Задание 1
Кто, согласно фрагменту о евразийстве, пригласил к созданию телеканала «Спас»?
Задание 2
Продолжите фрагмент о евразийстве, начав сразу после его последнего предложения.

Выбранный фрагмент
+ + + +
И когда Путин пришел на этой волне и начал говорить приблизительно то же самое, конечно, я очень обрадовался и подумал, что моя миссия выполнена. У меня таких амбиций во власти именно, скажем, депутатских или каких-то там административных никогда не было. Я человек Идеи. Но тот факт, что эта идея стала побеждать — я очень был этому рад. Готов был включиться в любой форме в этот процесс, вплоть до организационной. Мы начали делать телеканал «Спас», меня пригласили Демидов и Батанов, втроем мы сделали телеканал «Спас» как такое консервативно-православное телевидение. Оно до сих пор есть.
А Евразийское движение — ему семнадцать лет, это было ощущение того, что надо как-то четко обозначить нашу политическую философию, придать ей организационный характер, распространять эти идеи за рубежом. Потому что эти идеи глобальные — это борьба с однополярным миром в пользу многополярного. Это идея континентализма против атлантизма. Это поиск альтернативы либерализму в глобальном масштабе, это признание ценности всех культур и всех народов, антирасизм и антинационализм являются одними из главных силовых векторов евразийства, борьба с гегемонией, с колонизацией.
Постепенно я стал замечать, что происходит некоторая изоляция, то есть тот «застой», о котором мы говорили, проявлял себя постепенно. И многие вещи были неясны. Я не понимал, почему-то мировоззрение, та позиция, которые настолько соответствуют и целям России, и необходимости патриотического подъема, его возрождения, и укрепление суверенитета, — почему они не берутся в полной мере. Вначале я думал, что противодействуют враги. Так оно и было. И агенты влияния Запада, и либералы, и политическая элита. Но с этим можно было довольно легко справиться, найди евразийство поддержку в лице первого человека.
+ + + +
Записи областей макета
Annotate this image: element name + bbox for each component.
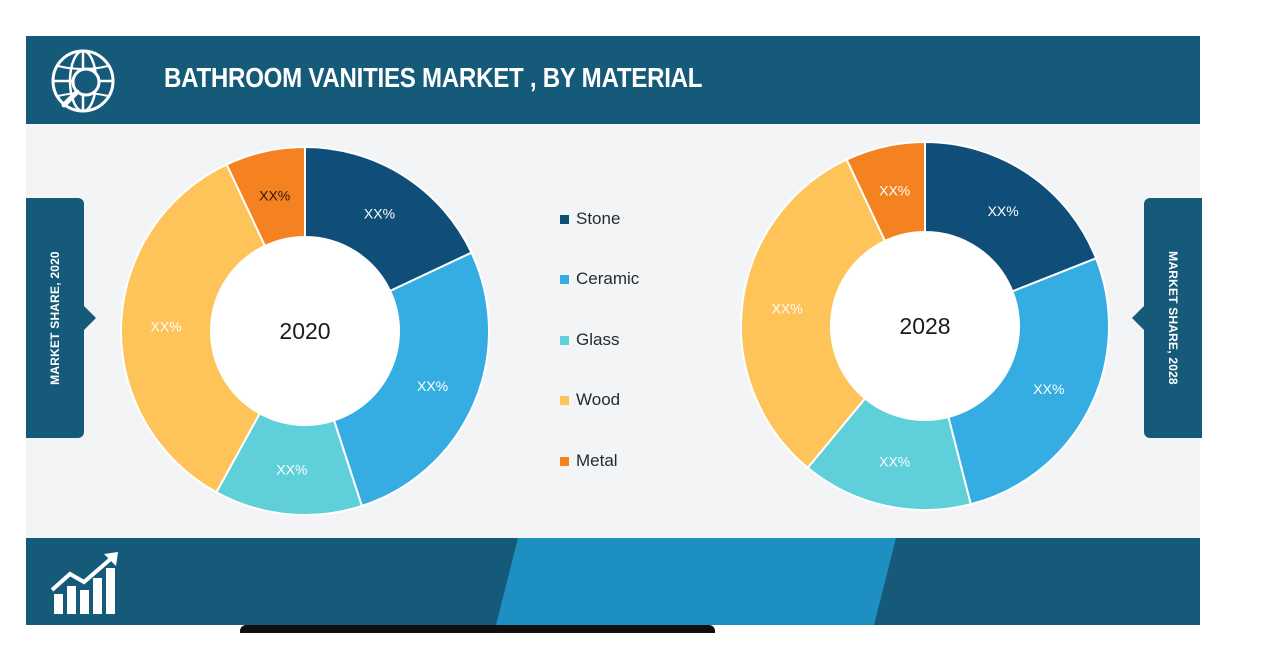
donut-2028-center-label: 2028 [899, 313, 950, 339]
market-share-2020-tab: MARKET SHARE, 2020 [26, 198, 96, 438]
growth-chart-icon [50, 552, 118, 614]
donut-2028-slice-wood [740, 158, 887, 470]
legend-item-glass: Glass [560, 328, 619, 352]
donut-2020-label-glass: XX% [276, 461, 307, 477]
donut-2020-label-stone: XX% [364, 206, 395, 222]
bottom-shadow-bar [240, 625, 715, 633]
donut-2020-slice-metal [225, 145, 306, 248]
legend-item-ceramic: Ceramic [560, 267, 639, 291]
donut-2020-slice-wood [120, 163, 267, 494]
donut-2028-label-glass: XX% [879, 454, 910, 470]
donut-2020-center [212, 238, 398, 424]
donut-2020-label-ceramic: XX% [417, 378, 448, 394]
donut-2020-slice-ceramic [332, 251, 490, 508]
page-title: BATHROOM VANITIES MARKET , BY MATERIAL [164, 62, 703, 93]
donut-2028-label-wood: XX% [772, 301, 803, 317]
legend-item-metal: Metal [560, 449, 618, 473]
legend-item-stone: Stone [560, 207, 620, 231]
legend-label-wood: Wood [576, 390, 621, 409]
legend-swatch-stone [560, 214, 569, 224]
legend-swatch-wood [560, 395, 569, 405]
globe-search-icon [51, 49, 115, 113]
donut-2028-slice-glass [806, 397, 972, 511]
header-banner: BATHROOM VANITIES MARKET , BY MATERIAL [26, 36, 1200, 124]
donut-2020-center-label: 2020 [279, 318, 330, 344]
donut-2028-label-ceramic: XX% [1033, 381, 1064, 397]
donut-2020-label-wood: XX% [151, 319, 182, 335]
legend-swatch-ceramic [560, 274, 569, 284]
legend-label-stone: Stone [576, 209, 621, 228]
donut-2020-label-metal: XX% [259, 187, 290, 203]
legend-label-metal: Metal [576, 451, 618, 470]
legend-item-wood: Wood [560, 388, 620, 412]
donut-2028-label-stone: XX% [988, 203, 1019, 219]
footer-banner [26, 538, 1200, 625]
donut-2028-slice-stone [924, 140, 1098, 293]
legend-label-ceramic: Ceramic [576, 269, 640, 288]
legend-swatch-metal [560, 456, 569, 466]
legend-swatch-glass [560, 335, 569, 345]
donut-2028-center [832, 233, 1018, 419]
footer-accent-band [496, 538, 896, 625]
legend-label-glass: Glass [576, 330, 620, 349]
donut-2028-slice-ceramic [947, 256, 1110, 506]
donut-2028-label-metal: XX% [879, 182, 910, 198]
donut-2028-slice-metal [845, 140, 926, 243]
market-share-2028-tab: MARKET SHARE, 2028 [1132, 198, 1202, 438]
donut-2020-slice-stone [304, 145, 473, 293]
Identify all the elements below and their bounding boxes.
+ + + +
Результат выполнения 1
Демидов и Батанов.

Результат выполнения 2
Если бы Путин по-настоящему заинтересовался не просто даже евразийством, а миром Идей, миром Мысли, если бы для него Мысль, философия, исторический взгляд на вещи имели бы какое-то значение, я думаю, все бы сложилось не так. Но увы. Оказалось, что он — действительно, как он говорит, он не обманывает — он технолог, он менеджер, он управляющий, он прагматик, он реалист.
И, соответственно, он имеет дело только с реальными вещами. Идея — это не его. И постепенно поэтому некое внимание к евразийству власти ушло. А противодействие сохранилось тех, кто за атлантистскую противоположную позицию.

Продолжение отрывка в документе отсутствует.